Pull out from the material below all lines with "образования".

# EXTRACTED DATA start

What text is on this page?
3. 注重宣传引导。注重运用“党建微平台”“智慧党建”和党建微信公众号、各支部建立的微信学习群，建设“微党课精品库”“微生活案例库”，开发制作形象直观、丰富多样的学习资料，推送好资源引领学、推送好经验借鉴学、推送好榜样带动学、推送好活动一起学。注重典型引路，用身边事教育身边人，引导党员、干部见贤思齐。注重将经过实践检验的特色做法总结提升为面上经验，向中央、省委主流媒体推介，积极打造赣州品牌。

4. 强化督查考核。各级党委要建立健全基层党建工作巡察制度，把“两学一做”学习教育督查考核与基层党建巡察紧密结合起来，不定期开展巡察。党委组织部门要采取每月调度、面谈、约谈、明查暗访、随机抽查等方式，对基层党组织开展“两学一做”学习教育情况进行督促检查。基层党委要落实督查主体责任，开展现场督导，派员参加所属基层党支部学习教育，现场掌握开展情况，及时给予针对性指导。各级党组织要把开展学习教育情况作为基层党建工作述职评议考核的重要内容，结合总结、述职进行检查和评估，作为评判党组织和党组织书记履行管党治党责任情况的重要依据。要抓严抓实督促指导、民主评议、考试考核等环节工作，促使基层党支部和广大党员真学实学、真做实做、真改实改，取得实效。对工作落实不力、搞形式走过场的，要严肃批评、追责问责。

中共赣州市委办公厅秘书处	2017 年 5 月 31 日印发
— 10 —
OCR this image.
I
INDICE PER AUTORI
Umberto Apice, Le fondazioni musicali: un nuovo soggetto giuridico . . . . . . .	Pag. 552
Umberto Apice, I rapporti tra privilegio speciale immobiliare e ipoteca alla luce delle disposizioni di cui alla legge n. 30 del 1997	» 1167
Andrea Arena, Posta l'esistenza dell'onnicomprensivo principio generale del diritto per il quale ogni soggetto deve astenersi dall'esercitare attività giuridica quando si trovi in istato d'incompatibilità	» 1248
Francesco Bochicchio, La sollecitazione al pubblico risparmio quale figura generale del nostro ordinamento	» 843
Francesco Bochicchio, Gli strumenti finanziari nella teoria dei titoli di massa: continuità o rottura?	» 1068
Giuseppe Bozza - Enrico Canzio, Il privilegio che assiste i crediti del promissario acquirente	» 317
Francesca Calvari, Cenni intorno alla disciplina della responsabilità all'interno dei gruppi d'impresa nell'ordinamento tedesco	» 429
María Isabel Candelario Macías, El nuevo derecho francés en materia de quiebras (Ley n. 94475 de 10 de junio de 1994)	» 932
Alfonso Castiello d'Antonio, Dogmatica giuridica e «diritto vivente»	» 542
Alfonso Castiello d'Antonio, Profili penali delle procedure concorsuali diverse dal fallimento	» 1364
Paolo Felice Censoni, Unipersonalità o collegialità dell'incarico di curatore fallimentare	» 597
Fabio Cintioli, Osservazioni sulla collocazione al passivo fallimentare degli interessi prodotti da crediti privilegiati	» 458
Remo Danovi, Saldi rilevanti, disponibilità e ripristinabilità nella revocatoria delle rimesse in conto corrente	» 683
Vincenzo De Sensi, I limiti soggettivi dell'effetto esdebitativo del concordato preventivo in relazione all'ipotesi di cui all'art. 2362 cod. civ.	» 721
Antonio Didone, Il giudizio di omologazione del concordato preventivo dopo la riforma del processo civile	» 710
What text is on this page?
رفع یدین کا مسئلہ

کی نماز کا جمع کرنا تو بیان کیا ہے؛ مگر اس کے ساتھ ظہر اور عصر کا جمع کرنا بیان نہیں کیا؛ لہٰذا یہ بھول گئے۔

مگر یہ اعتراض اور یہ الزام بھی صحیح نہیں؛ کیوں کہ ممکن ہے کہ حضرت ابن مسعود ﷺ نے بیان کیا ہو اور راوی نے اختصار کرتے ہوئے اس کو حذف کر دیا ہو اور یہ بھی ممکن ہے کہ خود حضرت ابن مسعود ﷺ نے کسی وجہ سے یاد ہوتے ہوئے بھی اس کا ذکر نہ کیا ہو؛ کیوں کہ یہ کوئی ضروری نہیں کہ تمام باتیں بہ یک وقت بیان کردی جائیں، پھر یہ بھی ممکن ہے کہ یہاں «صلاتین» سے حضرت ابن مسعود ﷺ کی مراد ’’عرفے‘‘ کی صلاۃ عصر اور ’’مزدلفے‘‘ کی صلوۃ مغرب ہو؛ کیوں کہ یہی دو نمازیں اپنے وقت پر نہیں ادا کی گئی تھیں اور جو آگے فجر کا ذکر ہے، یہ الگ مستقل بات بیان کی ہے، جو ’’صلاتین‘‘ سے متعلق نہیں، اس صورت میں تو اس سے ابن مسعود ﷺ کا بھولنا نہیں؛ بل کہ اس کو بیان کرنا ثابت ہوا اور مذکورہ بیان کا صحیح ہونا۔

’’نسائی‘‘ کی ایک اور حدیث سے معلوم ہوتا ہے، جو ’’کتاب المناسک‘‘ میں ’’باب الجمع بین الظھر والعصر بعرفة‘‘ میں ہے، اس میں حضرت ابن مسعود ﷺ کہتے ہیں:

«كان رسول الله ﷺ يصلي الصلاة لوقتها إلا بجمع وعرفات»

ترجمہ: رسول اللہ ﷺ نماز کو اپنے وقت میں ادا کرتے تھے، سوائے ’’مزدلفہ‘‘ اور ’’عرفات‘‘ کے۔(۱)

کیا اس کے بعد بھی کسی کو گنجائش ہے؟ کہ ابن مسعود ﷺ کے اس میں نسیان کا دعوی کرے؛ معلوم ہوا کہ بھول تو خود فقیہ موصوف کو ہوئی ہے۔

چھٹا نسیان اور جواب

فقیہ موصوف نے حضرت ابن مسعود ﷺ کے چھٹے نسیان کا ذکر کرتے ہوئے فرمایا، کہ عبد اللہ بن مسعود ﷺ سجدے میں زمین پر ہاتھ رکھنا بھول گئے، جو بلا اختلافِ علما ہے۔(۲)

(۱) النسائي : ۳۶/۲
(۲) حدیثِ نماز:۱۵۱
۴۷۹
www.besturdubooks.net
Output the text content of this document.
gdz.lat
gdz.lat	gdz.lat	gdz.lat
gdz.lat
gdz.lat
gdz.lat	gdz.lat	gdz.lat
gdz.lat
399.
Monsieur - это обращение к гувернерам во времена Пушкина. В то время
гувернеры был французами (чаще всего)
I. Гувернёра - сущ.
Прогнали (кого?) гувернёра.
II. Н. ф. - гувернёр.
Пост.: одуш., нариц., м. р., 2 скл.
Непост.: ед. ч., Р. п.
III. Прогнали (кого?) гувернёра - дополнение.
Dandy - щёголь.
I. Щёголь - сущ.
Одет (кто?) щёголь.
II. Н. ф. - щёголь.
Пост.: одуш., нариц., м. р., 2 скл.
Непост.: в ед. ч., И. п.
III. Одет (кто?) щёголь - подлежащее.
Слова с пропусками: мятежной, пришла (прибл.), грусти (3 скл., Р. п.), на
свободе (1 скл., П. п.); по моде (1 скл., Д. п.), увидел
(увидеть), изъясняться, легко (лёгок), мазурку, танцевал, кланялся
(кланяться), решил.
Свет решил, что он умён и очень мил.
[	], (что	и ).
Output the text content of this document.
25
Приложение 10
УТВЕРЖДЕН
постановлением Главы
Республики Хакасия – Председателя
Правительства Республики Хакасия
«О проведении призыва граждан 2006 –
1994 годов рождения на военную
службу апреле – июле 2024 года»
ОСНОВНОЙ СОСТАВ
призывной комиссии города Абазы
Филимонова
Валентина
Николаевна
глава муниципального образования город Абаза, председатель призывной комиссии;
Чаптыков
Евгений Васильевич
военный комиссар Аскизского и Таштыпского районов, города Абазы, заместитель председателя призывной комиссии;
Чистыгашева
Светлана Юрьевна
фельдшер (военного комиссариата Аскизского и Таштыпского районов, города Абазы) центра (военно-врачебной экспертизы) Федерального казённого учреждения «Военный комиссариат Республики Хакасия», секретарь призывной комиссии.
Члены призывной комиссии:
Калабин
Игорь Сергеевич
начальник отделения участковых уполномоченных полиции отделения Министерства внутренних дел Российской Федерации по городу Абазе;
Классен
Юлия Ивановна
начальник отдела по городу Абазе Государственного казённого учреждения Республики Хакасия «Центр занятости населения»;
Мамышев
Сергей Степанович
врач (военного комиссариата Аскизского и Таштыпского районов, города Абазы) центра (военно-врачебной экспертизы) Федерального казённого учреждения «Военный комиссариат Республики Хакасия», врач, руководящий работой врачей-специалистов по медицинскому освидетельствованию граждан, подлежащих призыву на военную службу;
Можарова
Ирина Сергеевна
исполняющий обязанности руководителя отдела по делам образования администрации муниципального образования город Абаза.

# EXTRACTED DATA end

> **FINISHED TASK**:
глава муниципального образования город Абаза, председатель призывной комиссии;
исполняющий обязанности руководителя отдела по делам образования администрации муниципального образования город Абаза.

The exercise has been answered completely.